# [STATED EXERCISE]
Return all lines below containing the word "Total".

# [THE RECORDS]

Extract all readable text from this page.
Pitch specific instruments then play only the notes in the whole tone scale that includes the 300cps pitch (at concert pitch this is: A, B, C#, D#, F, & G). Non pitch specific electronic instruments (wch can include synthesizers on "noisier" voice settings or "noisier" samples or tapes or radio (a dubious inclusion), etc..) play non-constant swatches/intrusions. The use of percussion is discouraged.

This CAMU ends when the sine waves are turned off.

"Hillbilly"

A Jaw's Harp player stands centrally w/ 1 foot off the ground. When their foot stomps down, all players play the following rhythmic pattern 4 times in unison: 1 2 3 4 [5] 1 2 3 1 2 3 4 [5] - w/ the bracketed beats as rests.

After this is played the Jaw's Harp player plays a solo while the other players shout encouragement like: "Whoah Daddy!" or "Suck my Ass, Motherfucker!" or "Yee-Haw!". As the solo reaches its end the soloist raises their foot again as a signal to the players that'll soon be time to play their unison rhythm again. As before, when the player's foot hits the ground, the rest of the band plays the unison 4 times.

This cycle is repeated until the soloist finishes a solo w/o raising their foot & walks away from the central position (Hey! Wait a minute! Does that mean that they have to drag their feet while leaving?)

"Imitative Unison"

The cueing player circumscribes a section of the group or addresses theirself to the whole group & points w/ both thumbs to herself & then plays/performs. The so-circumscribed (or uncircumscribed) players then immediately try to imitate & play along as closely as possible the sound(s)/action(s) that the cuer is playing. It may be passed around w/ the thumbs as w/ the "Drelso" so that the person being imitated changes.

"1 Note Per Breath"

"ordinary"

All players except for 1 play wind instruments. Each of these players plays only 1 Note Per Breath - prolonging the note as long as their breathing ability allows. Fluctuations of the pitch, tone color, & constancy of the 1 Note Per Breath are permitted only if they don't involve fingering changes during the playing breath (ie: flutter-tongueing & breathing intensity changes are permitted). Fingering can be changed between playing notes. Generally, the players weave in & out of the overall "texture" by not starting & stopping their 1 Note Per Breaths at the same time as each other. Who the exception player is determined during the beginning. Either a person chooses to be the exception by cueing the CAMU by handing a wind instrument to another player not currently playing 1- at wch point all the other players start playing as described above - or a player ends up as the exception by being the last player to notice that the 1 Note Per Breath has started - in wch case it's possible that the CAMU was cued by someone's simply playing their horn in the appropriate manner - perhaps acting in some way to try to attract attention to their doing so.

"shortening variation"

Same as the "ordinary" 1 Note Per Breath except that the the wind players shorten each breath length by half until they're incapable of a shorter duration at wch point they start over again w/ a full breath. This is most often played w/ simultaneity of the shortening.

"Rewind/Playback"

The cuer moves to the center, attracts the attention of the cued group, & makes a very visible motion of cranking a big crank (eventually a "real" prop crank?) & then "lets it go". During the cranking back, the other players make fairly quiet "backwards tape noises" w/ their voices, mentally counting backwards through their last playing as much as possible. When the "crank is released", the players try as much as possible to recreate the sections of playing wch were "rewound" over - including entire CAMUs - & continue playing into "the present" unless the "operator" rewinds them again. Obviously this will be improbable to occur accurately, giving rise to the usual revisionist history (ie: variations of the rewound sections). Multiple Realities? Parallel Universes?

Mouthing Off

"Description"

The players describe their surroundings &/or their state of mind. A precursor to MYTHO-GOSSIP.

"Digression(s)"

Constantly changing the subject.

* * *

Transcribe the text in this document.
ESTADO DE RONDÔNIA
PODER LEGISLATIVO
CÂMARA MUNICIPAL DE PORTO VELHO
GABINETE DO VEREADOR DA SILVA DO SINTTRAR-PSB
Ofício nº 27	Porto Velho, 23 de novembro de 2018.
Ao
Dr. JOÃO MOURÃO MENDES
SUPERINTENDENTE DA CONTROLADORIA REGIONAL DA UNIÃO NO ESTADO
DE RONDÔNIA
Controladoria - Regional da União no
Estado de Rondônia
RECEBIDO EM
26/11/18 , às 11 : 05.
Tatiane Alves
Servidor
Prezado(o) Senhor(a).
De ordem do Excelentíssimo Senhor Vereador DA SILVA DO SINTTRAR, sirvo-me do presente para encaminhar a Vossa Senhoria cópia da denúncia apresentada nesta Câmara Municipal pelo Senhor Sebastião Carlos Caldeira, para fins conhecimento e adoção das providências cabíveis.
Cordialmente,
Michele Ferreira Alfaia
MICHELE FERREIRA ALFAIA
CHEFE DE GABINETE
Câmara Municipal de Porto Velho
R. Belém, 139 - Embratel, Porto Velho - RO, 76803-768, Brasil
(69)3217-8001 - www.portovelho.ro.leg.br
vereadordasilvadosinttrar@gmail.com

--

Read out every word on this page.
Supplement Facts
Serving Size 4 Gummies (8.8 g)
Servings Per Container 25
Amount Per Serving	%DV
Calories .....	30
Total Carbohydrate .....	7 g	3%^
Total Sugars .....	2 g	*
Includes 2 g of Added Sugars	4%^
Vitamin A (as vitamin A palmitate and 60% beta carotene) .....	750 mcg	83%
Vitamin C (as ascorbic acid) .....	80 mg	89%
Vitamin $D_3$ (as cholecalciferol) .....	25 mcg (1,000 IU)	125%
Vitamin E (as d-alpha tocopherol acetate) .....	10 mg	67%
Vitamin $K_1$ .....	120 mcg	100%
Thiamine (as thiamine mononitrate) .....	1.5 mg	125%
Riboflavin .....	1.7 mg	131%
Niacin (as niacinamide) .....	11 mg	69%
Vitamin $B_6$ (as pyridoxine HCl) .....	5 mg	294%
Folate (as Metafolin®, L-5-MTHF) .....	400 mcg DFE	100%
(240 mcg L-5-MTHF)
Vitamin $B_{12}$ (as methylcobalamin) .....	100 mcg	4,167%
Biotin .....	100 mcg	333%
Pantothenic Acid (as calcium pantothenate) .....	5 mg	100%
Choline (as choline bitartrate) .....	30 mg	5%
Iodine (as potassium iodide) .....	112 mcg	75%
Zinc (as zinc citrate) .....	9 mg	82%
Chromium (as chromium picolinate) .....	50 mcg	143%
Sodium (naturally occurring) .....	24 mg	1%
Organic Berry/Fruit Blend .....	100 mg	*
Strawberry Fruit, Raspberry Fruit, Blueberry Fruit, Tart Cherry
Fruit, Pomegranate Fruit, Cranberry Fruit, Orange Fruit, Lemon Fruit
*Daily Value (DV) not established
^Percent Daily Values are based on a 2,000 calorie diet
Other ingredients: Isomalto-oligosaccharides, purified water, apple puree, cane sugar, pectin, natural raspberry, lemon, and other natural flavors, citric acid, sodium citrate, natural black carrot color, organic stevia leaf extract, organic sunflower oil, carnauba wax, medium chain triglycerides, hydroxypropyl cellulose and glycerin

# [OUTPUT FOR THIS EXERCISE]
Total Carbohydrate .....	7 g	3%^
Total Sugars .....	2 g	*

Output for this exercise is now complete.